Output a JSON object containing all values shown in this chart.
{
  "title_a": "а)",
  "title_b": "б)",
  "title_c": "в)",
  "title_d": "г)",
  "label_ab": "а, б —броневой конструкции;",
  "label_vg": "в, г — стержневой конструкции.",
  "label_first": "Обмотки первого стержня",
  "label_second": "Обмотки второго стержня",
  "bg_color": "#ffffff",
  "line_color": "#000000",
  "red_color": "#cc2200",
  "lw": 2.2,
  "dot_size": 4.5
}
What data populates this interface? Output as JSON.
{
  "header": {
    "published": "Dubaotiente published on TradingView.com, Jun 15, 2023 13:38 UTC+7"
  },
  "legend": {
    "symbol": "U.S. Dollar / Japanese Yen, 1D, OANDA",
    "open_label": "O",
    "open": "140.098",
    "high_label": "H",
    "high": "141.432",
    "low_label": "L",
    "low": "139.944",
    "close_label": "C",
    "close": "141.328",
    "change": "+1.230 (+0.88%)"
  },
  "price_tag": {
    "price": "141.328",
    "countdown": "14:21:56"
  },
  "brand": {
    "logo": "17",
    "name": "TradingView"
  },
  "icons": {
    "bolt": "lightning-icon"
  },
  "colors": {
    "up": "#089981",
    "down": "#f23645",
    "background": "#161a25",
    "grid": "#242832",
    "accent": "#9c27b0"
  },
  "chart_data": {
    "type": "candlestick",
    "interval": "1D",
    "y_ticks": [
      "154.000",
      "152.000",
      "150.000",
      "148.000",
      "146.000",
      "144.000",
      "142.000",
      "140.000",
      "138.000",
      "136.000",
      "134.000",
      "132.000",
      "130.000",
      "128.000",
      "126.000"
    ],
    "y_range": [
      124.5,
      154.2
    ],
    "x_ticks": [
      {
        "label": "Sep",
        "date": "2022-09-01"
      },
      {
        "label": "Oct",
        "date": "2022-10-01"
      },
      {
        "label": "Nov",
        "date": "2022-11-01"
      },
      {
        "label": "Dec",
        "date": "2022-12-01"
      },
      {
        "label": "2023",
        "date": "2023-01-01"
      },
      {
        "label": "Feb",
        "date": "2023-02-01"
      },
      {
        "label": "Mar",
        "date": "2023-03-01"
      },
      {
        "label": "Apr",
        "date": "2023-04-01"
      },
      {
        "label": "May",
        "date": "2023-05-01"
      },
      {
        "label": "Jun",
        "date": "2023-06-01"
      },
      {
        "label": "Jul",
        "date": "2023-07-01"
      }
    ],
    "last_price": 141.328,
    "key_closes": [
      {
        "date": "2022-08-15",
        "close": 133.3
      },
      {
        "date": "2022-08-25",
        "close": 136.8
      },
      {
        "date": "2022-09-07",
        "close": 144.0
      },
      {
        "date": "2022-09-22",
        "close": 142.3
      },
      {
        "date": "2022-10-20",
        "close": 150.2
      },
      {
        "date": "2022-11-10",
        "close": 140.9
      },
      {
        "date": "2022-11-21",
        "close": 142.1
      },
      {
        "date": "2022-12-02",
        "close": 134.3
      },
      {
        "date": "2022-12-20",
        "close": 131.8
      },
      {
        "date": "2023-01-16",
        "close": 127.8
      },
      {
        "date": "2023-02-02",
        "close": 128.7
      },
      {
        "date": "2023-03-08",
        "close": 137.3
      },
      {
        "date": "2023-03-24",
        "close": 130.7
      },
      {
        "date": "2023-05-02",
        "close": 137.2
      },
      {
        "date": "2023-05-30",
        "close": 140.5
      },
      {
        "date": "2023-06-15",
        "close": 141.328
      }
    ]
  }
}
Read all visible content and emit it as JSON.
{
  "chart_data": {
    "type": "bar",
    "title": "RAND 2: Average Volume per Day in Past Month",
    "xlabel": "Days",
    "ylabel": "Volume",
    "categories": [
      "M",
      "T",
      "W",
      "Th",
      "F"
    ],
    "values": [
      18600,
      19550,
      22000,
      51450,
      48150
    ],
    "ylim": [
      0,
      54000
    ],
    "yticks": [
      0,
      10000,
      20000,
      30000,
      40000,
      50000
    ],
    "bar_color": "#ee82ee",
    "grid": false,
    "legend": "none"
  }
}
----
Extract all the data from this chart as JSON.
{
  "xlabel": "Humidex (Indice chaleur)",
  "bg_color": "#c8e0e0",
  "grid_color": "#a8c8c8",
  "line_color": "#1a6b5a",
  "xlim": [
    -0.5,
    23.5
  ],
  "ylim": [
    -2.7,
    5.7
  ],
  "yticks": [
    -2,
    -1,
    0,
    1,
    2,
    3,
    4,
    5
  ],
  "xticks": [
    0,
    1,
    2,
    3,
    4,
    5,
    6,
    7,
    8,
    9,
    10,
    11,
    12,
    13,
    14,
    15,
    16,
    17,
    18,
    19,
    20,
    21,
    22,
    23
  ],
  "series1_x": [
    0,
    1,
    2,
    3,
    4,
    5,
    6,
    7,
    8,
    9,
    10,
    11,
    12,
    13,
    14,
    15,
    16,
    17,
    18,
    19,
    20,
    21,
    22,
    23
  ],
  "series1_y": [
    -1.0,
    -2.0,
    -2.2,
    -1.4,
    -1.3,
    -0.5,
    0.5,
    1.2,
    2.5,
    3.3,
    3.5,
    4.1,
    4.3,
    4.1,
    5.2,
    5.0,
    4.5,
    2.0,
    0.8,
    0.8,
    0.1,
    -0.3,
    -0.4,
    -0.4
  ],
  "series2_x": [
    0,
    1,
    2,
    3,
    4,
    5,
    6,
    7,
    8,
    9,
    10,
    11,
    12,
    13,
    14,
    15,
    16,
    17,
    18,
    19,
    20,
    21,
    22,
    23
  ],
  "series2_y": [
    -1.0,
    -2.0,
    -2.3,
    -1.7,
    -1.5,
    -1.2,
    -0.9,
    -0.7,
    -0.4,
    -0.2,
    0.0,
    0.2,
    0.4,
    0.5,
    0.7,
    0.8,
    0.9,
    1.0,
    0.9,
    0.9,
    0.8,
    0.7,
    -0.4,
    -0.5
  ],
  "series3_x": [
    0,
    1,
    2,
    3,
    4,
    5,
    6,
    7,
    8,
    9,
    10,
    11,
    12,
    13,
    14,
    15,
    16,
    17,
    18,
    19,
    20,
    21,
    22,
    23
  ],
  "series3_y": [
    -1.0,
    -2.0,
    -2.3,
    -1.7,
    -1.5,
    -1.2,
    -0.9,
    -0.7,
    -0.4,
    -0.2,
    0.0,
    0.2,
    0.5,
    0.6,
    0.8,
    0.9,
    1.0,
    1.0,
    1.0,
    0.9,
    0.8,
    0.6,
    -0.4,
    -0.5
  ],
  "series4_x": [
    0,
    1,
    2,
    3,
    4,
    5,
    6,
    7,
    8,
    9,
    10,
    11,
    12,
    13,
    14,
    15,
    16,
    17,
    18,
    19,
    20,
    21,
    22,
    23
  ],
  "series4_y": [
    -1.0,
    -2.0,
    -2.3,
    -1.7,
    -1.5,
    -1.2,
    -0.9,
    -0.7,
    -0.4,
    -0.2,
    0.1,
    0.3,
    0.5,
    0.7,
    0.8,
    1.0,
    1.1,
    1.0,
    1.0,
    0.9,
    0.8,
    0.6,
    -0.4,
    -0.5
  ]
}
----
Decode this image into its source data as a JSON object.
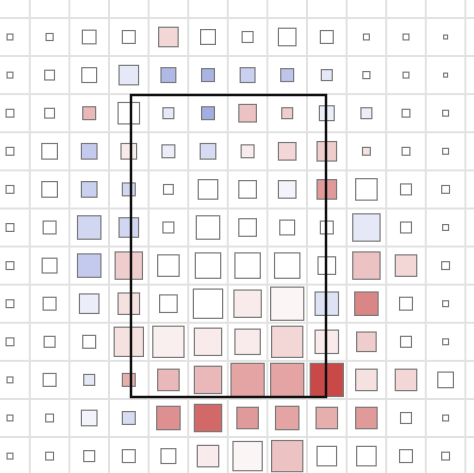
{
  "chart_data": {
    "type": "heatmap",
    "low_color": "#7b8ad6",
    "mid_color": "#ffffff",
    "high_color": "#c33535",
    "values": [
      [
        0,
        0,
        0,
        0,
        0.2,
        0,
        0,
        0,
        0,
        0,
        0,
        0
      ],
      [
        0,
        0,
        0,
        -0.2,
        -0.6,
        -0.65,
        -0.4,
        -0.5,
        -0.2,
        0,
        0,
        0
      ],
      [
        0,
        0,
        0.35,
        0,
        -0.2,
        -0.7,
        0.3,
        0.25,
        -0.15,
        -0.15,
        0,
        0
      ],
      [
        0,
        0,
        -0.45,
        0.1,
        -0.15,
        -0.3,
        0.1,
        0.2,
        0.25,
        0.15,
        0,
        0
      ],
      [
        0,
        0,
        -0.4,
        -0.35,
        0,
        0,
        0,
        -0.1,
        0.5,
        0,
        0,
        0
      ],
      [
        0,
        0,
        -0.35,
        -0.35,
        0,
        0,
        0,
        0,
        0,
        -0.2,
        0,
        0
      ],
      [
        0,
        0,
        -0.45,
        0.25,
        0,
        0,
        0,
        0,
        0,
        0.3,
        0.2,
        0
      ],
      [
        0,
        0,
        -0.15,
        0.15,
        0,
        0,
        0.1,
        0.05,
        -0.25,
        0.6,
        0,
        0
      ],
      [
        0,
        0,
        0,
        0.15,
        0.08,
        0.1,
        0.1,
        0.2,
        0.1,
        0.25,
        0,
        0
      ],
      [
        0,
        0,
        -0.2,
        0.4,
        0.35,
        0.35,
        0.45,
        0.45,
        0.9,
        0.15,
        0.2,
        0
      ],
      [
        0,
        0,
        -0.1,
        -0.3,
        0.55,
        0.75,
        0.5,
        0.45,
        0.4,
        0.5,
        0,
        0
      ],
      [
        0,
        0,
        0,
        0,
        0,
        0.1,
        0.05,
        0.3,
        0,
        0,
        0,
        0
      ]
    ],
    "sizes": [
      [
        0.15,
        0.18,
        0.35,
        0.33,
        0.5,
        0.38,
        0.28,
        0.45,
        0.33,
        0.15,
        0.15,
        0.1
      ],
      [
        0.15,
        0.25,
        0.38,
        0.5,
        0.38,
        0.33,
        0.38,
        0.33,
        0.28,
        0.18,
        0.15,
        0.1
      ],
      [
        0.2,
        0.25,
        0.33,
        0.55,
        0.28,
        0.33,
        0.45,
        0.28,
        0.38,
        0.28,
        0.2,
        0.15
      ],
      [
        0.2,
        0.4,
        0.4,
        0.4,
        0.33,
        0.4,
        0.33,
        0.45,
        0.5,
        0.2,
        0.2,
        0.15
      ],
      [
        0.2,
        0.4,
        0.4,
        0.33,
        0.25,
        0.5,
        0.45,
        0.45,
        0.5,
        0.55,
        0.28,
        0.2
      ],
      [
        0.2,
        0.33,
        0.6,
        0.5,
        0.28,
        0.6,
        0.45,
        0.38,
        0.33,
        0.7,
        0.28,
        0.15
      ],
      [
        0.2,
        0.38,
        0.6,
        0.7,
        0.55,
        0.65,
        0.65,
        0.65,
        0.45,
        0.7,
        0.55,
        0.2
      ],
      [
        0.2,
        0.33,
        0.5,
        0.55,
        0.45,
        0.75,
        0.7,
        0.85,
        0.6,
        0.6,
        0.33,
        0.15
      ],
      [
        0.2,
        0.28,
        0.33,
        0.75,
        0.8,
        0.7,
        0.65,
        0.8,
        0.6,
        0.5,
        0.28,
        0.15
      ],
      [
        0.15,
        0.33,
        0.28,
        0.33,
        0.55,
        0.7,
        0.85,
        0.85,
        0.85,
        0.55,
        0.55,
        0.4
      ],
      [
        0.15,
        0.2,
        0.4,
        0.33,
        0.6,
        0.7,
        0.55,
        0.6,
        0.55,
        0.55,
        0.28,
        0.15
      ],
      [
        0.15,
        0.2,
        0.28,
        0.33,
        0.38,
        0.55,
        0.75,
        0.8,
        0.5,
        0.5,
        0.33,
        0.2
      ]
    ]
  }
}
----
_Challenge:_ Among the lines of the data above, determine how many contain the word "Обмотки". Report the number alone.

_Output below:_ 2